### GIVEN TASK:
In the rows below, swap every "each element" for "every item" and leave everything else unchanged. Omit the pictures from your answer.

Saved data entries

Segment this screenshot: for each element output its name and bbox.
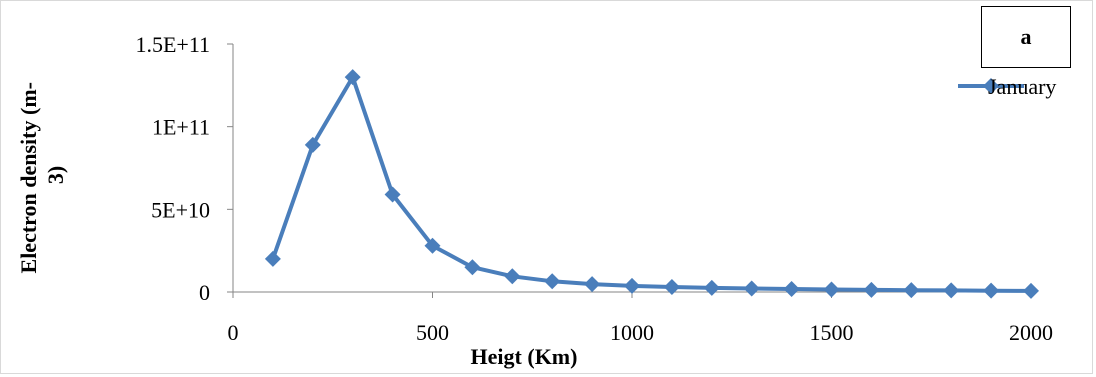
data-point [344,69,361,86]
y-axis-title-line-1: Electron density (m- [16,82,41,273]
data-point [544,273,561,290]
legend-label: January [988,74,1056,99]
x-tick-label: 0 [228,320,239,345]
legend-marker [983,78,999,94]
y-axis-title-line-2: 3) [43,166,68,184]
data-point [823,281,840,298]
data-point [264,250,281,267]
x-tick-label: 1000 [610,320,654,345]
series-january [264,69,1039,299]
x-tick-label: 1500 [810,320,854,345]
panel-label: a [981,6,1071,68]
series-line [271,75,1032,293]
y-tick-label: 1.5E+11 [135,32,210,57]
y-tick-label: 0 [199,280,210,305]
data-point [903,282,920,299]
data-point [863,281,880,298]
x-tick-label: 2000 [1009,320,1053,345]
y-axis: 0 5E+10 1E+11 1.5E+11 [135,32,234,305]
data-point [504,268,521,285]
data-point [1023,282,1039,299]
data-point [384,186,401,203]
data-point [663,279,680,296]
y-tick-label: 5E+10 [151,197,210,222]
data-point [584,276,601,293]
data-point [983,282,1000,299]
data-point [783,281,800,298]
data-point [464,259,481,276]
x-axis: 0 500 1000 1500 2000 [228,291,1053,345]
y-tick-label: 1E+11 [152,115,210,140]
x-axis-title: Heigt (Km) [471,344,578,369]
data-point [304,136,321,153]
data-point [743,280,760,297]
x-tick-label: 500 [416,320,449,345]
data-point [624,277,640,294]
data-point [424,237,441,254]
data-point [703,279,720,296]
y-axis-title: Electron density (m- 3) [16,77,68,274]
legend: January [958,74,1056,99]
data-point [943,282,960,299]
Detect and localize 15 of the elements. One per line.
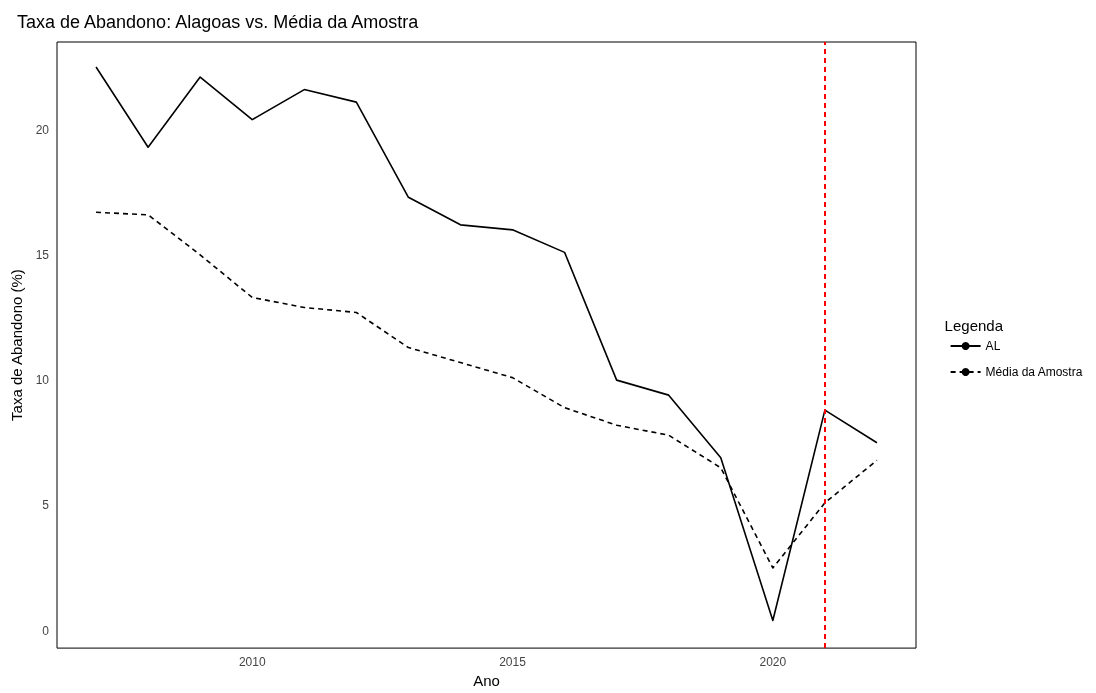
- y-axis-title: Taxa de Abandono (%): [8, 269, 25, 421]
- legend-label: Média da Amostra: [985, 365, 1083, 379]
- x-tick-label: 2010: [238, 655, 266, 670]
- line-series: [95, 66, 878, 622]
- y-tick-label: 10: [35, 373, 50, 388]
- x-axis-title: Ano: [473, 672, 500, 689]
- chart-title: Taxa de Abandono: Alagoas vs. Média da Amostra: [17, 12, 420, 32]
- legend-title: Legenda: [944, 317, 1004, 334]
- y-tick-label: 15: [35, 247, 50, 262]
- y-tick-label: 0: [42, 623, 50, 638]
- y-tick-label: 20: [35, 122, 50, 137]
- x-tick-label: 2020: [759, 655, 787, 670]
- x-tick-label: 2015: [499, 655, 527, 670]
- y-tick-label: 5: [42, 498, 50, 513]
- legend-label: AL: [985, 339, 1001, 353]
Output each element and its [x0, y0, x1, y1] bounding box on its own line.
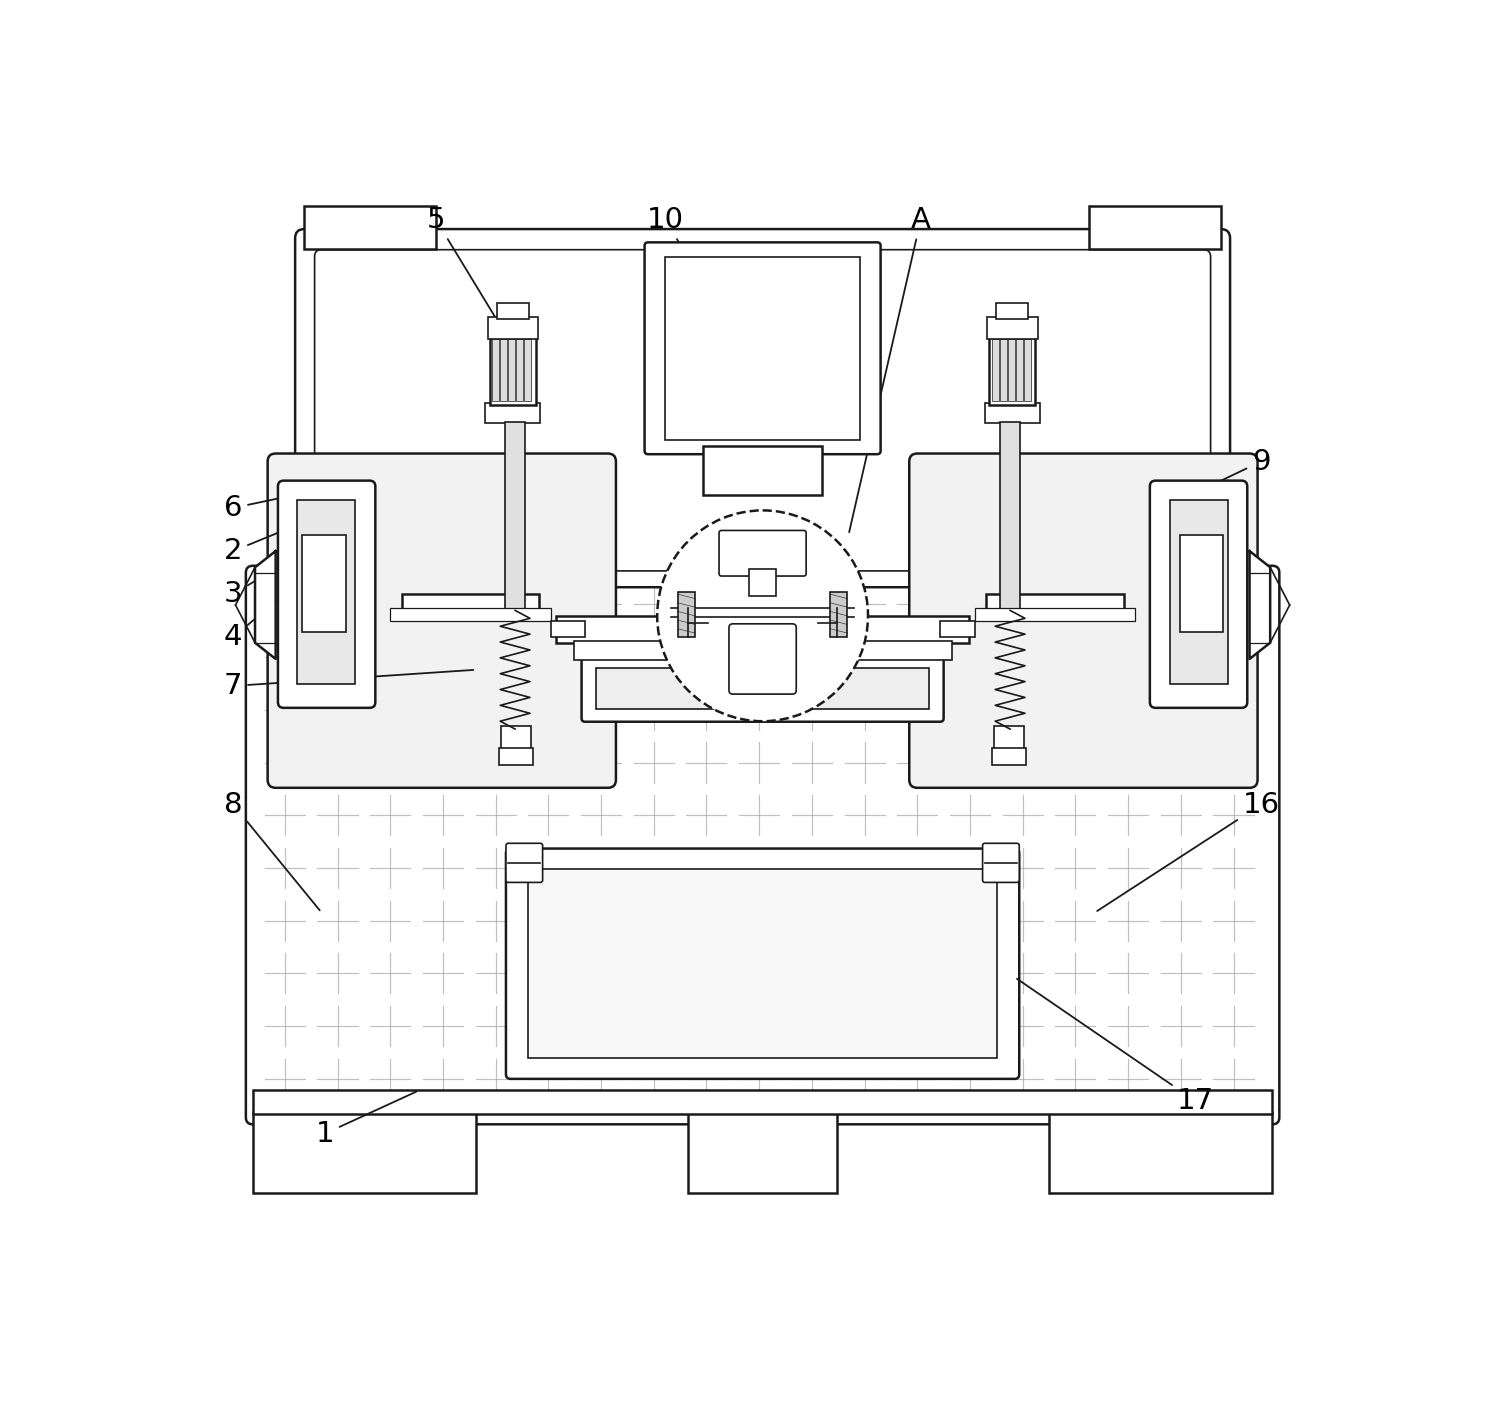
- Text: 3: 3: [225, 558, 293, 608]
- Bar: [551, 621, 585, 637]
- Bar: [1016, 339, 1022, 401]
- Bar: [500, 339, 507, 401]
- Text: A: A: [850, 206, 930, 532]
- FancyBboxPatch shape: [1150, 481, 1247, 708]
- Bar: [493, 339, 498, 401]
- Bar: [557, 616, 969, 643]
- Text: 10: 10: [647, 206, 722, 311]
- Text: 2: 2: [225, 509, 336, 565]
- Bar: [1007, 339, 1015, 401]
- FancyBboxPatch shape: [982, 843, 1019, 883]
- FancyBboxPatch shape: [506, 843, 543, 883]
- Bar: [991, 748, 1027, 765]
- Bar: [597, 668, 929, 709]
- Bar: [501, 726, 531, 750]
- Bar: [994, 726, 1024, 750]
- Bar: [524, 339, 531, 401]
- FancyBboxPatch shape: [644, 242, 881, 454]
- Text: 9: 9: [1189, 447, 1271, 496]
- Bar: [402, 594, 539, 618]
- Bar: [748, 569, 777, 597]
- FancyBboxPatch shape: [506, 849, 1019, 1079]
- Bar: [975, 608, 1135, 621]
- Text: 1: 1: [315, 1091, 417, 1147]
- Bar: [498, 748, 534, 765]
- Text: 7: 7: [225, 670, 473, 700]
- Bar: [305, 206, 436, 249]
- Bar: [665, 256, 860, 440]
- Bar: [990, 335, 1036, 405]
- FancyBboxPatch shape: [295, 230, 1231, 587]
- Bar: [997, 303, 1028, 319]
- Bar: [987, 594, 1123, 618]
- Bar: [488, 317, 539, 339]
- Bar: [253, 1090, 1272, 1114]
- Bar: [528, 869, 997, 1058]
- FancyBboxPatch shape: [278, 481, 375, 708]
- Bar: [516, 339, 524, 401]
- Circle shape: [658, 510, 868, 722]
- Bar: [1180, 535, 1223, 632]
- Bar: [390, 608, 551, 621]
- Bar: [573, 640, 952, 660]
- Polygon shape: [254, 551, 275, 658]
- Bar: [253, 1112, 476, 1194]
- Bar: [985, 403, 1040, 423]
- Bar: [302, 535, 345, 632]
- FancyBboxPatch shape: [729, 623, 796, 693]
- Bar: [679, 593, 695, 637]
- Text: 6: 6: [225, 492, 308, 523]
- Text: 8: 8: [225, 790, 320, 911]
- Bar: [509, 339, 515, 401]
- Bar: [940, 621, 975, 637]
- FancyBboxPatch shape: [909, 454, 1257, 787]
- Bar: [991, 339, 998, 401]
- FancyBboxPatch shape: [582, 656, 943, 722]
- Text: 17: 17: [1016, 979, 1214, 1115]
- Bar: [504, 422, 525, 611]
- Bar: [298, 500, 354, 684]
- Bar: [830, 593, 847, 637]
- Bar: [987, 317, 1037, 339]
- Bar: [702, 447, 823, 495]
- FancyBboxPatch shape: [314, 249, 1211, 570]
- FancyBboxPatch shape: [268, 454, 616, 787]
- FancyBboxPatch shape: [719, 531, 806, 576]
- Text: 5: 5: [427, 206, 512, 343]
- Bar: [1049, 1112, 1272, 1194]
- Bar: [485, 403, 540, 423]
- Bar: [1024, 339, 1031, 401]
- Polygon shape: [1250, 551, 1271, 658]
- Bar: [490, 335, 536, 405]
- Bar: [1089, 206, 1222, 249]
- Text: 4: 4: [225, 595, 281, 651]
- FancyBboxPatch shape: [246, 566, 1280, 1125]
- Bar: [687, 1112, 838, 1194]
- Bar: [1000, 339, 1007, 401]
- Bar: [1171, 500, 1228, 684]
- Text: 16: 16: [1097, 790, 1280, 911]
- Bar: [497, 303, 528, 319]
- Bar: [1000, 422, 1021, 611]
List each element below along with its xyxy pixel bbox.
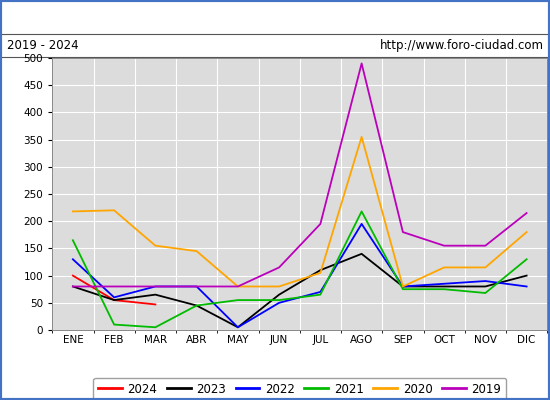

### CORRECT RESPONSE:
Segment this screenshot: for every item output its name and bbox.
data-point [344,69,361,86]
y-axis-title-line-1: Electron density (m- [16,82,41,273]
data-point [544,273,561,290]
legend-label: January [988,74,1056,99]
x-tick-label: 0 [228,320,239,345]
legend-marker [983,78,999,94]
y-axis-title-line-2: 3) [43,166,68,184]
data-point [823,281,840,298]
data-point [264,250,281,267]
x-tick-label: 1000 [610,320,654,345]
series-january [264,69,1039,299]
x-tick-label: 1500 [810,320,854,345]
panel-label: a [981,6,1071,68]
series-line [271,75,1032,293]
y-tick-label: 1.5E+11 [135,32,210,57]
y-tick-label: 0 [199,280,210,305]
data-point [903,282,920,299]
data-point [863,281,880,298]
x-tick-label: 2000 [1009,320,1053,345]
y-axis: 0 5E+10 1E+11 1.5E+11 [135,32,234,305]
data-point [504,268,521,285]
data-point [1023,282,1039,299]
data-point [384,186,401,203]
data-point [663,279,680,296]
y-tick-label: 5E+10 [151,197,210,222]
data-point [584,276,601,293]
data-point [983,282,1000,299]
data-point [783,281,800,298]
data-point [464,259,481,276]
x-axis: 0 500 1000 1500 2000 [228,291,1053,345]
y-tick-label: 1E+11 [152,115,210,140]
x-axis-title: Heigt (Km) [471,344,578,369]
data-point [304,136,321,153]
data-point [743,280,760,297]
x-tick-label: 500 [416,320,449,345]
data-point [624,277,640,294]
data-point [424,237,441,254]
data-point [703,279,720,296]
y-axis-title: Electron density (m- 3) [16,77,68,274]
legend: January [958,74,1056,99]
data-point [943,282,960,299]
Detect and localize 15 of the elements. One per line.
- y-axis-title: Taxa de Abandono (%): [8, 269, 25, 421]
- legend-label: Média da Amostra: [985, 365, 1083, 379]
- x-tick-label: 2010: [238, 655, 266, 670]
- line-series: [95, 66, 878, 622]
- y-tick-label: 10: [35, 373, 50, 388]
- x-axis-title: Ano: [473, 672, 500, 689]
- chart-title: Taxa de Abandono: Alagoas vs. Média da Amostra: [17, 12, 420, 32]
- legend-title: Legenda: [944, 317, 1004, 334]
- y-tick-label: 15: [35, 247, 50, 262]
- y-tick-label: 0: [42, 623, 50, 638]
- y-tick-label: 20: [35, 122, 50, 137]
- x-tick-label: 2020: [759, 655, 787, 670]
- x-tick-label: 2015: [499, 655, 527, 670]
- y-tick-label: 5: [42, 498, 50, 513]
- legend-label: AL: [985, 339, 1001, 353]
Output every item and its [x0, y0, x1, y1] bounding box on its own line.
- Text: 3: 3: [225, 558, 293, 608]
- Bar: [551, 621, 585, 637]
- Bar: [1016, 339, 1022, 401]
- Bar: [500, 339, 507, 401]
- Text: A: A: [850, 206, 930, 532]
- FancyBboxPatch shape: [1150, 481, 1247, 708]
- Bar: [493, 339, 498, 401]
- Bar: [557, 616, 969, 643]
- Text: 10: 10: [647, 206, 722, 311]
- Text: 2: 2: [225, 509, 336, 565]
- Bar: [1007, 339, 1015, 401]
- FancyBboxPatch shape: [982, 843, 1019, 883]
- FancyBboxPatch shape: [506, 843, 543, 883]
- Bar: [991, 748, 1027, 765]
- Bar: [597, 668, 929, 709]
- Bar: [501, 726, 531, 750]
- Bar: [994, 726, 1024, 750]
- Bar: [524, 339, 531, 401]
- FancyBboxPatch shape: [644, 242, 881, 454]
- Text: 9: 9: [1189, 447, 1271, 496]
- Bar: [402, 594, 539, 618]
- Bar: [748, 569, 777, 597]
- FancyBboxPatch shape: [506, 849, 1019, 1079]
- Bar: [975, 608, 1135, 621]
- Text: 1: 1: [315, 1091, 417, 1147]
- Bar: [498, 748, 534, 765]
- Text: 7: 7: [225, 670, 473, 700]
- Bar: [305, 206, 436, 249]
- Bar: [665, 256, 860, 440]
- Bar: [990, 335, 1036, 405]
- FancyBboxPatch shape: [295, 230, 1231, 587]
- Bar: [997, 303, 1028, 319]
- Bar: [987, 594, 1123, 618]
- Bar: [488, 317, 539, 339]
- Bar: [253, 1090, 1272, 1114]
- Bar: [528, 869, 997, 1058]
- FancyBboxPatch shape: [278, 481, 375, 708]
- Bar: [516, 339, 524, 401]
- Circle shape: [658, 510, 868, 722]
- Bar: [1180, 535, 1223, 632]
- Bar: [390, 608, 551, 621]
- Bar: [573, 640, 952, 660]
- Polygon shape: [254, 551, 275, 658]
- Bar: [253, 1112, 476, 1194]
- Bar: [985, 403, 1040, 423]
- Bar: [302, 535, 345, 632]
- FancyBboxPatch shape: [729, 623, 796, 693]
- Bar: [679, 593, 695, 637]
- Text: 6: 6: [225, 492, 308, 523]
- Text: 8: 8: [225, 790, 320, 911]
- Bar: [509, 339, 515, 401]
- Bar: [940, 621, 975, 637]
- FancyBboxPatch shape: [909, 454, 1257, 787]
- Bar: [991, 339, 998, 401]
- FancyBboxPatch shape: [582, 656, 943, 722]
- Text: 17: 17: [1016, 979, 1214, 1115]
- Bar: [504, 422, 525, 611]
- Bar: [298, 500, 354, 684]
- Bar: [830, 593, 847, 637]
- Bar: [987, 317, 1037, 339]
- Bar: [702, 447, 823, 495]
- FancyBboxPatch shape: [314, 249, 1211, 570]
- FancyBboxPatch shape: [268, 454, 616, 787]
- FancyBboxPatch shape: [719, 531, 806, 576]
- Text: 5: 5: [427, 206, 512, 343]
- Bar: [1049, 1112, 1272, 1194]
- Bar: [485, 403, 540, 423]
- Bar: [1024, 339, 1031, 401]
- Polygon shape: [1250, 551, 1271, 658]
- Bar: [490, 335, 536, 405]
- Bar: [1089, 206, 1222, 249]
- Text: 4: 4: [225, 595, 281, 651]
- FancyBboxPatch shape: [246, 566, 1280, 1125]
- Bar: [687, 1112, 838, 1194]
- Bar: [1000, 339, 1007, 401]
- Bar: [1171, 500, 1228, 684]
- Text: 16: 16: [1097, 790, 1280, 911]
- Bar: [497, 303, 528, 319]
- Bar: [1000, 422, 1021, 611]
List every item below along with its xyxy pixel bbox.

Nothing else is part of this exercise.